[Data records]
■ ■ ■ ■ ■ ■ ■

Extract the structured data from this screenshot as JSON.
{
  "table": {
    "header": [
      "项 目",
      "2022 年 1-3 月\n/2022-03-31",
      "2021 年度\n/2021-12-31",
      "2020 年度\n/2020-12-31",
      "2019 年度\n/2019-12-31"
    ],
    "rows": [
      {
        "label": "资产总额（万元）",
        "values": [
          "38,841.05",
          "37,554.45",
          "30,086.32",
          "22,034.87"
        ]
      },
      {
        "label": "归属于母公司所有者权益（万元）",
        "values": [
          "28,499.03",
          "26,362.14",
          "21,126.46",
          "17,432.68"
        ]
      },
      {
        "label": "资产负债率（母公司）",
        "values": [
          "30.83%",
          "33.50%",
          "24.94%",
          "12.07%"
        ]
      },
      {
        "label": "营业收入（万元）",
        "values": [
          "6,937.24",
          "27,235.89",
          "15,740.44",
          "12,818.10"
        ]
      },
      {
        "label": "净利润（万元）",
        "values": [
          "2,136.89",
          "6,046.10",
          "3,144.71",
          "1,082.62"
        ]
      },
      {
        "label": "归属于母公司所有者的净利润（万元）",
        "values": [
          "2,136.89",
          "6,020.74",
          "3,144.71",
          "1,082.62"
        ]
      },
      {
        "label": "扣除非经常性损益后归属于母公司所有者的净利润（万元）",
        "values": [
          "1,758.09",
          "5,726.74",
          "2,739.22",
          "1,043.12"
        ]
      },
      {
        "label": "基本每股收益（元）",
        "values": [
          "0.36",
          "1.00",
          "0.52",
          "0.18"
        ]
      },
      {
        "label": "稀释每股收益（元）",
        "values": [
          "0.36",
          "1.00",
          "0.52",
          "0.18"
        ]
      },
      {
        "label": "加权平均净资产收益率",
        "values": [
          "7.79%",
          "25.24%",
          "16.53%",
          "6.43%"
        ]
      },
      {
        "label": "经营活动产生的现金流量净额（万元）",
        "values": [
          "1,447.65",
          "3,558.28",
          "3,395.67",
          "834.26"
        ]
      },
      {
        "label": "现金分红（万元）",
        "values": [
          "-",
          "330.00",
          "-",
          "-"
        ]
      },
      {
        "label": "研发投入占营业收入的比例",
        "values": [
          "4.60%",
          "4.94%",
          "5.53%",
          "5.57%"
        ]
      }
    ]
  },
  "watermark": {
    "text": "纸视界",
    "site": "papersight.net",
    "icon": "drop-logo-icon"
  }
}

■ ■ ■ ■ ■ ■ ■

* Task details: Give back all the records exactly as they stand.

* Expected answer:
Extract the structured data from this screenshot as JSON.
{
  "table": {
    "header": [
      "项 目",
      "2022 年 1-3 月\n/2022-03-31",
      "2021 年度\n/2021-12-31",
      "2020 年度\n/2020-12-31",
      "2019 年度\n/2019-12-31"
    ],
    "rows": [
      {
        "label": "资产总额（万元）",
        "values": [
          "38,841.05",
          "37,554.45",
          "30,086.32",
          "22,034.87"
        ]
      },
      {
        "label": "归属于母公司所有者权益（万元）",
        "values": [
          "28,499.03",
          "26,362.14",
          "21,126.46",
          "17,432.68"
        ]
      },
      {
        "label": "资产负债率（母公司）",
        "values": [
          "30.83%",
          "33.50%",
          "24.94%",
          "12.07%"
        ]
      },
      {
        "label": "营业收入（万元）",
        "values": [
          "6,937.24",
          "27,235.89",
          "15,740.44",
          "12,818.10"
        ]
      },
      {
        "label": "净利润（万元）",
        "values": [
          "2,136.89",
          "6,046.10",
          "3,144.71",
          "1,082.62"
        ]
      },
      {
        "label": "归属于母公司所有者的净利润（万元）",
        "values": [
          "2,136.89",
          "6,020.74",
          "3,144.71",
          "1,082.62"
        ]
      },
      {
        "label": "扣除非经常性损益后归属于母公司所有者的净利润（万元）",
        "values": [
          "1,758.09",
          "5,726.74",
          "2,739.22",
          "1,043.12"
        ]
      },
      {
        "label": "基本每股收益（元）",
        "values": [
          "0.36",
          "1.00",
          "0.52",
          "0.18"
        ]
      },
      {
        "label": "稀释每股收益（元）",
        "values": [
          "0.36",
          "1.00",
          "0.52",
          "0.18"
        ]
      },
      {
        "label": "加权平均净资产收益率",
        "values": [
          "7.79%",
          "25.24%",
          "16.53%",
          "6.43%"
        ]
      },
      {
        "label": "经营活动产生的现金流量净额（万元）",
        "values": [
          "1,447.65",
          "3,558.28",
          "3,395.67",
          "834.26"
        ]
      },
      {
        "label": "现金分红（万元）",
        "values": [
          "-",
          "330.00",
          "-",
          "-"
        ]
      },
      {
        "label": "研发投入占营业收入的比例",
        "values": [
          "4.60%",
          "4.94%",
          "5.53%",
          "5.57%"
        ]
      }
    ]
  },
  "watermark": {
    "text": "纸视界",
    "site": "papersight.net",
    "icon": "drop-logo-icon"
  }
}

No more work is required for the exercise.